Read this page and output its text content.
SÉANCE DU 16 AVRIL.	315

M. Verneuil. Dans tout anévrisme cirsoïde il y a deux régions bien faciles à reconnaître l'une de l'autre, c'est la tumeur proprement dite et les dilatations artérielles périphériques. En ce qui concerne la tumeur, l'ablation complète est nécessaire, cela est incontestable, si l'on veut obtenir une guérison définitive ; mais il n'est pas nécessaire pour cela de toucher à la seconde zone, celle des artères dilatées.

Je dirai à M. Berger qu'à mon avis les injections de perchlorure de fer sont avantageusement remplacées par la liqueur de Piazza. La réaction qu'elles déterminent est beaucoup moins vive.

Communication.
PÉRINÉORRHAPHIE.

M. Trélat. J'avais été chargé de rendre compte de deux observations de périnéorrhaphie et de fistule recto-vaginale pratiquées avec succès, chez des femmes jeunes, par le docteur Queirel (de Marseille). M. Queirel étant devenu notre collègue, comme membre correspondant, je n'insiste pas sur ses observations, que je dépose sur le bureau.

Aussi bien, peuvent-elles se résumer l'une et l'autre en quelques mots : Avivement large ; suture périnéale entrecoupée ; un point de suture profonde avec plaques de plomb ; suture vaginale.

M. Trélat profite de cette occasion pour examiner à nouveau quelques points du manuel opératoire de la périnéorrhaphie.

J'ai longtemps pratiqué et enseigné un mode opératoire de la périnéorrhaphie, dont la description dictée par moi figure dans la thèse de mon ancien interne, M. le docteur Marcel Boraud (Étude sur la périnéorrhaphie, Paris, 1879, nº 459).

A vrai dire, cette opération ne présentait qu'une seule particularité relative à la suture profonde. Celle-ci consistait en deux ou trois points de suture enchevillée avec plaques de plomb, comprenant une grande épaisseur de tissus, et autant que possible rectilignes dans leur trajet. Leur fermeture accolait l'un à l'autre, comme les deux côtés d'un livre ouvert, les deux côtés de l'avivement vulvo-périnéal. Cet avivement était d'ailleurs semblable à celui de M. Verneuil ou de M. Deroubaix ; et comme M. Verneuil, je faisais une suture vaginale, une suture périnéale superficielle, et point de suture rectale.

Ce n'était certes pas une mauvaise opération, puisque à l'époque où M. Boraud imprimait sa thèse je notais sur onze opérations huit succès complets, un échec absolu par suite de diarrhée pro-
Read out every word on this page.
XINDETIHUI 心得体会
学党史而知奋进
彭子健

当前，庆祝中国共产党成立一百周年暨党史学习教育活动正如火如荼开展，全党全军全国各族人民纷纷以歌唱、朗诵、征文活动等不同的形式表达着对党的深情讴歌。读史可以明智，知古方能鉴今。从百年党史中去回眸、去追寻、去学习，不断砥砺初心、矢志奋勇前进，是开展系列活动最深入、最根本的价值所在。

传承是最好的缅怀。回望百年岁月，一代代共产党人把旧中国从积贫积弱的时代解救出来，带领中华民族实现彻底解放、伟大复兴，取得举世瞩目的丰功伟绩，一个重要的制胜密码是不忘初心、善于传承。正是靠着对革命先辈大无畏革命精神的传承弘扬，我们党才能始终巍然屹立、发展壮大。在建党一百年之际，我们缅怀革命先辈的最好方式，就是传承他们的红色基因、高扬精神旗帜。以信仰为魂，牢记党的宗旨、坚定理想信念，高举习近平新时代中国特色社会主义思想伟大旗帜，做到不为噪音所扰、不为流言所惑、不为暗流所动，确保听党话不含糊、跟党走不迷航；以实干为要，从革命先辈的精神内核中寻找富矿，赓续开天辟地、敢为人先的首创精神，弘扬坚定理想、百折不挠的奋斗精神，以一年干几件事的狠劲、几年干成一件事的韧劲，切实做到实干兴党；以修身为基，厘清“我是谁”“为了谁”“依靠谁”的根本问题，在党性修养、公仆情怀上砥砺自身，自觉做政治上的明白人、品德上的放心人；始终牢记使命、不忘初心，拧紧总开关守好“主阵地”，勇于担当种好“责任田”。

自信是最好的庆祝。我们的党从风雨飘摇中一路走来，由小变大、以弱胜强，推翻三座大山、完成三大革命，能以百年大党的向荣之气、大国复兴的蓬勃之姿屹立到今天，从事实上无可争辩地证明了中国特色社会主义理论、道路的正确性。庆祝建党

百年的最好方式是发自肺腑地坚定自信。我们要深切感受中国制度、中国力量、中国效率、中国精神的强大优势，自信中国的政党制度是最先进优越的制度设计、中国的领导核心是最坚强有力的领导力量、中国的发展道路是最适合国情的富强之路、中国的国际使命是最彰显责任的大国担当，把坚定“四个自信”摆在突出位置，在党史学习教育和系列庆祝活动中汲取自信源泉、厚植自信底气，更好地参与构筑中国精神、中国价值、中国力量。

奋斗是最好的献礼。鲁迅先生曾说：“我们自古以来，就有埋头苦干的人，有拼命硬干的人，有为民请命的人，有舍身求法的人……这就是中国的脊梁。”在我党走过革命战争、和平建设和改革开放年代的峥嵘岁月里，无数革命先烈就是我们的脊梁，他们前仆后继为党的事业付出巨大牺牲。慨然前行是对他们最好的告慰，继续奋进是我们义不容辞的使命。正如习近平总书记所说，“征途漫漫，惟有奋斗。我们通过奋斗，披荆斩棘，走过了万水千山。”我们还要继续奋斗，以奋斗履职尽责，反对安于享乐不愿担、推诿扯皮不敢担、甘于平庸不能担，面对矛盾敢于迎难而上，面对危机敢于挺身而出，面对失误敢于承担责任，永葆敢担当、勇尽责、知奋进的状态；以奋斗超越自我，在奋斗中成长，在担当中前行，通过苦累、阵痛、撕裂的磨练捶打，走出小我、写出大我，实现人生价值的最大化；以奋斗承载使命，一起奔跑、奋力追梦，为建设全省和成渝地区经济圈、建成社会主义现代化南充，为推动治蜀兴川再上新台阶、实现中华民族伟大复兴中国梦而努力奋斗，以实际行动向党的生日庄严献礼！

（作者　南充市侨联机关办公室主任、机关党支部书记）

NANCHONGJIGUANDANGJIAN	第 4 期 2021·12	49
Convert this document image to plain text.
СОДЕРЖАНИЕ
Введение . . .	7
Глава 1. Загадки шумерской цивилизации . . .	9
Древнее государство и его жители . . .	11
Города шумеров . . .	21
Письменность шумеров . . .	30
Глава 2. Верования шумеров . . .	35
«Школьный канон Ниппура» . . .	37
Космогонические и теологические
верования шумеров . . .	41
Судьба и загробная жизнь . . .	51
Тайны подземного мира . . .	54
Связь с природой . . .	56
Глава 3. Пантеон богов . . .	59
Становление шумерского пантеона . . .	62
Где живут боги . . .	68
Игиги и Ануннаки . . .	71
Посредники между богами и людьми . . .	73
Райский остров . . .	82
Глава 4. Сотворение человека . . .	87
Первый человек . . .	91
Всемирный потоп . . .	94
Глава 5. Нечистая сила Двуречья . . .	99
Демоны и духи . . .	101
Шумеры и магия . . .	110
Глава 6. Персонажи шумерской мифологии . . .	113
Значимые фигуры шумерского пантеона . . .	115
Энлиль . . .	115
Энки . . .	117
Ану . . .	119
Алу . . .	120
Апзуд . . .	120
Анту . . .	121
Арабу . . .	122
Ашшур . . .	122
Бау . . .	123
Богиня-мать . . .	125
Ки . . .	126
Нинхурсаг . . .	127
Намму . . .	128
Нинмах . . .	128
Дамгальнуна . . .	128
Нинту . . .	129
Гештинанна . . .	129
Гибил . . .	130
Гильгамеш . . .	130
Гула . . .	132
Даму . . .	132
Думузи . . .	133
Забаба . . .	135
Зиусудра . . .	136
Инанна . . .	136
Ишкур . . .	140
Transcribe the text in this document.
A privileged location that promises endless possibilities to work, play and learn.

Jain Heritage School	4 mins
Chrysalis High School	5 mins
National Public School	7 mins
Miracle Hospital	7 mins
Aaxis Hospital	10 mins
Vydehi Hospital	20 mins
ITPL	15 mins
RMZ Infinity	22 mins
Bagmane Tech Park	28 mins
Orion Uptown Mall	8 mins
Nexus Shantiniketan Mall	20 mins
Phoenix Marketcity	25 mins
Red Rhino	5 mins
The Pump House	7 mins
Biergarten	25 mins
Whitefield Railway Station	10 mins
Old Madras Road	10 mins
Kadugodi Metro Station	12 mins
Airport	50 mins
================================
# Aim
Filter the listing above by the word "Station"; copy each line that passes.

# Solution for this task
Whitefield Railway Station	10 mins
Kadugodi Metro Station	12 mins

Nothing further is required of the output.